>>
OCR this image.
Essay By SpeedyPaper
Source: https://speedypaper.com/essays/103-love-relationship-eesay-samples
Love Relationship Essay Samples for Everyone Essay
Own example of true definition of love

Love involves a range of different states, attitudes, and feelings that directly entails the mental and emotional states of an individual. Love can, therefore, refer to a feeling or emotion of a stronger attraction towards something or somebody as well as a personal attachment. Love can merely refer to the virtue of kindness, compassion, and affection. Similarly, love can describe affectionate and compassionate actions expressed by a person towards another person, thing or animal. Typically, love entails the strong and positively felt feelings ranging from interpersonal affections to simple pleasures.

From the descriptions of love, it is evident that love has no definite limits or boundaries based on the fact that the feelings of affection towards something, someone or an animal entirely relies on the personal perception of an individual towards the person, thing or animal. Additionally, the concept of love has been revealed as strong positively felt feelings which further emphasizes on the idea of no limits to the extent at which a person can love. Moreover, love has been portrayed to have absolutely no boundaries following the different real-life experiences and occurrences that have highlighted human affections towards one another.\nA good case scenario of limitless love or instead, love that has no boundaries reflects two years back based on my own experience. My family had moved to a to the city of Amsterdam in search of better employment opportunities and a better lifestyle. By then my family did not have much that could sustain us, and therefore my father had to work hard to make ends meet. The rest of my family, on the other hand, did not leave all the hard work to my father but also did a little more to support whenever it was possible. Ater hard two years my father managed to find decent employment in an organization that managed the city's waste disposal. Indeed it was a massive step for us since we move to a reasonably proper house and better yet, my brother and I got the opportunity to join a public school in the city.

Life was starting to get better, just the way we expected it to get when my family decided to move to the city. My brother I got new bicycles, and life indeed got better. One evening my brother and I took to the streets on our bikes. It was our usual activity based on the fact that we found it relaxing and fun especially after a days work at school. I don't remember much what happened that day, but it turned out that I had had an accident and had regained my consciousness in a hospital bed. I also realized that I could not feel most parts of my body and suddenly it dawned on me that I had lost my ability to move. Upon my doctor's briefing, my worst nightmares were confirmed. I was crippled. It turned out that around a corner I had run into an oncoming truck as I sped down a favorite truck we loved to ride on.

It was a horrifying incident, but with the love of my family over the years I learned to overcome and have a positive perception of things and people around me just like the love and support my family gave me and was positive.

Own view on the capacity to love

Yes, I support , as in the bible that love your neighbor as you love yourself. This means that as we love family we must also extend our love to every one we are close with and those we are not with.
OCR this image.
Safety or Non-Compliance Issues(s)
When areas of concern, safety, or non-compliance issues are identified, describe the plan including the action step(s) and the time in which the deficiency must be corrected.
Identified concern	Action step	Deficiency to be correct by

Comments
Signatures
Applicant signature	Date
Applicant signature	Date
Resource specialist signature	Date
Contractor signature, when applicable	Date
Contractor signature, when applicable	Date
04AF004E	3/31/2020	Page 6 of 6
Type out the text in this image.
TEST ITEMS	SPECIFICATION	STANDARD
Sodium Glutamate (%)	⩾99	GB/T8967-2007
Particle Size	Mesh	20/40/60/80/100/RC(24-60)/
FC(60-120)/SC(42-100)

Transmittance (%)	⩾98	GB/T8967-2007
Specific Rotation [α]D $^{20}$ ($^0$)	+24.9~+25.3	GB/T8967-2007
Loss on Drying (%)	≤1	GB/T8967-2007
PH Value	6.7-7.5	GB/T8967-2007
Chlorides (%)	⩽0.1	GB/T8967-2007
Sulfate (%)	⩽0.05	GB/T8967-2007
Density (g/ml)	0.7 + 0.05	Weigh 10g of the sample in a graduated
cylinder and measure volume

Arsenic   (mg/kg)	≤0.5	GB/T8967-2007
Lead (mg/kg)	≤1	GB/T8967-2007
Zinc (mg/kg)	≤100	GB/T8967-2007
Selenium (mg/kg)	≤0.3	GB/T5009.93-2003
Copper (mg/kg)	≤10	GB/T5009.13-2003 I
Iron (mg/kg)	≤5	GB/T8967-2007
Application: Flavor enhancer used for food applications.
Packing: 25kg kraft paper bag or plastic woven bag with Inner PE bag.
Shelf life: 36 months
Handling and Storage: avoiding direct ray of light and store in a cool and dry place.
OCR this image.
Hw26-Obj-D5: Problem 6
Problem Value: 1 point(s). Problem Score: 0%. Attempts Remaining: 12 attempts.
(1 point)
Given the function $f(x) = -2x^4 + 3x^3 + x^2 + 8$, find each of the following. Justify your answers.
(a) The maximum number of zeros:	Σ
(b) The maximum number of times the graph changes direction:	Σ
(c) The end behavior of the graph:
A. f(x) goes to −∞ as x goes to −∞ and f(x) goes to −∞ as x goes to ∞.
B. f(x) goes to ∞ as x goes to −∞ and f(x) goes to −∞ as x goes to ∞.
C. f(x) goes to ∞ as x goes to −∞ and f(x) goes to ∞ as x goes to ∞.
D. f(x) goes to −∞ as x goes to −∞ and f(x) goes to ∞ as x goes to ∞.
<<
§ **Problem requirements**:
Retype every record above exactly as written.

§ **Completed task**:
OCR this image.
Essay By SpeedyPaper
Source: https://speedypaper.com/essays/103-love-relationship-eesay-samples
Love Relationship Essay Samples for Everyone Essay
Own example of true definition of love

Love involves a range of different states, attitudes, and feelings that directly entails the mental and emotional states of an individual. Love can, therefore, refer to a feeling or emotion of a stronger attraction towards something or somebody as well as a personal attachment. Love can merely refer to the virtue of kindness, compassion, and affection. Similarly, love can describe affectionate and compassionate actions expressed by a person towards another person, thing or animal. Typically, love entails the strong and positively felt feelings ranging from interpersonal affections to simple pleasures.

From the descriptions of love, it is evident that love has no definite limits or boundaries based on the fact that the feelings of affection towards something, someone or an animal entirely relies on the personal perception of an individual towards the person, thing or animal. Additionally, the concept of love has been revealed as strong positively felt feelings which further emphasizes on the idea of no limits to the extent at which a person can love. Moreover, love has been portrayed to have absolutely no boundaries following the different real-life experiences and occurrences that have highlighted human affections towards one another.\nA good case scenario of limitless love or instead, love that has no boundaries reflects two years back based on my own experience. My family had moved to a to the city of Amsterdam in search of better employment opportunities and a better lifestyle. By then my family did not have much that could sustain us, and therefore my father had to work hard to make ends meet. The rest of my family, on the other hand, did not leave all the hard work to my father but also did a little more to support whenever it was possible. Ater hard two years my father managed to find decent employment in an organization that managed the city's waste disposal. Indeed it was a massive step for us since we move to a reasonably proper house and better yet, my brother and I got the opportunity to join a public school in the city.

Life was starting to get better, just the way we expected it to get when my family decided to move to the city. My brother I got new bicycles, and life indeed got better. One evening my brother and I took to the streets on our bikes. It was our usual activity based on the fact that we found it relaxing and fun especially after a days work at school. I don't remember much what happened that day, but it turned out that I had had an accident and had regained my consciousness in a hospital bed. I also realized that I could not feel most parts of my body and suddenly it dawned on me that I had lost my ability to move. Upon my doctor's briefing, my worst nightmares were confirmed. I was crippled. It turned out that around a corner I had run into an oncoming truck as I sped down a favorite truck we loved to ride on.

It was a horrifying incident, but with the love of my family over the years I learned to overcome and have a positive perception of things and people around me just like the love and support my family gave me and was positive.

Own view on the capacity to love

Yes, I support , as in the bible that love your neighbor as you love yourself. This means that as we love family we must also extend our love to every one we are close with and those we are not with.
OCR this image.
Safety or Non-Compliance Issues(s)
When areas of concern, safety, or non-compliance issues are identified, describe the plan including the action step(s) and the time in which the deficiency must be corrected.
Identified concern	Action step	Deficiency to be correct by

Comments
Signatures
Applicant signature	Date
Applicant signature	Date
Resource specialist signature	Date
Contractor signature, when applicable	Date
Contractor signature, when applicable	Date
04AF004E	3/31/2020	Page 6 of 6
Type out the text in this image.
TEST ITEMS	SPECIFICATION	STANDARD
Sodium Glutamate (%)	⩾99	GB/T8967-2007
Particle Size	Mesh	20/40/60/80/100/RC(24-60)/
FC(60-120)/SC(42-100)

Transmittance (%)	⩾98	GB/T8967-2007
Specific Rotation [α]D $^{20}$ ($^0$)	+24.9~+25.3	GB/T8967-2007
Loss on Drying (%)	≤1	GB/T8967-2007
PH Value	6.7-7.5	GB/T8967-2007
Chlorides (%)	⩽0.1	GB/T8967-2007
Sulfate (%)	⩽0.05	GB/T8967-2007
Density (g/ml)	0.7 + 0.05	Weigh 10g of the sample in a graduated
cylinder and measure volume

Arsenic   (mg/kg)	≤0.5	GB/T8967-2007
Lead (mg/kg)	≤1	GB/T8967-2007
Zinc (mg/kg)	≤100	GB/T8967-2007
Selenium (mg/kg)	≤0.3	GB/T5009.93-2003
Copper (mg/kg)	≤10	GB/T5009.13-2003 I
Iron (mg/kg)	≤5	GB/T8967-2007
Application: Flavor enhancer used for food applications.
Packing: 25kg kraft paper bag or plastic woven bag with Inner PE bag.
Shelf life: 36 months
Handling and Storage: avoiding direct ray of light and store in a cool and dry place.
OCR this image.
Hw26-Obj-D5: Problem 6
Problem Value: 1 point(s). Problem Score: 0%. Attempts Remaining: 12 attempts.
(1 point)
Given the function $f(x) = -2x^4 + 3x^3 + x^2 + 8$, find each of the following. Justify your answers.
(a) The maximum number of zeros:	Σ
(b) The maximum number of times the graph changes direction:	Σ
(c) The end behavior of the graph:
A. f(x) goes to −∞ as x goes to −∞ and f(x) goes to −∞ as x goes to ∞.
B. f(x) goes to ∞ as x goes to −∞ and f(x) goes to −∞ as x goes to ∞.
C. f(x) goes to ∞ as x goes to −∞ and f(x) goes to ∞ as x goes to ∞.
D. f(x) goes to −∞ as x goes to −∞ and f(x) goes to ∞ as x goes to ∞.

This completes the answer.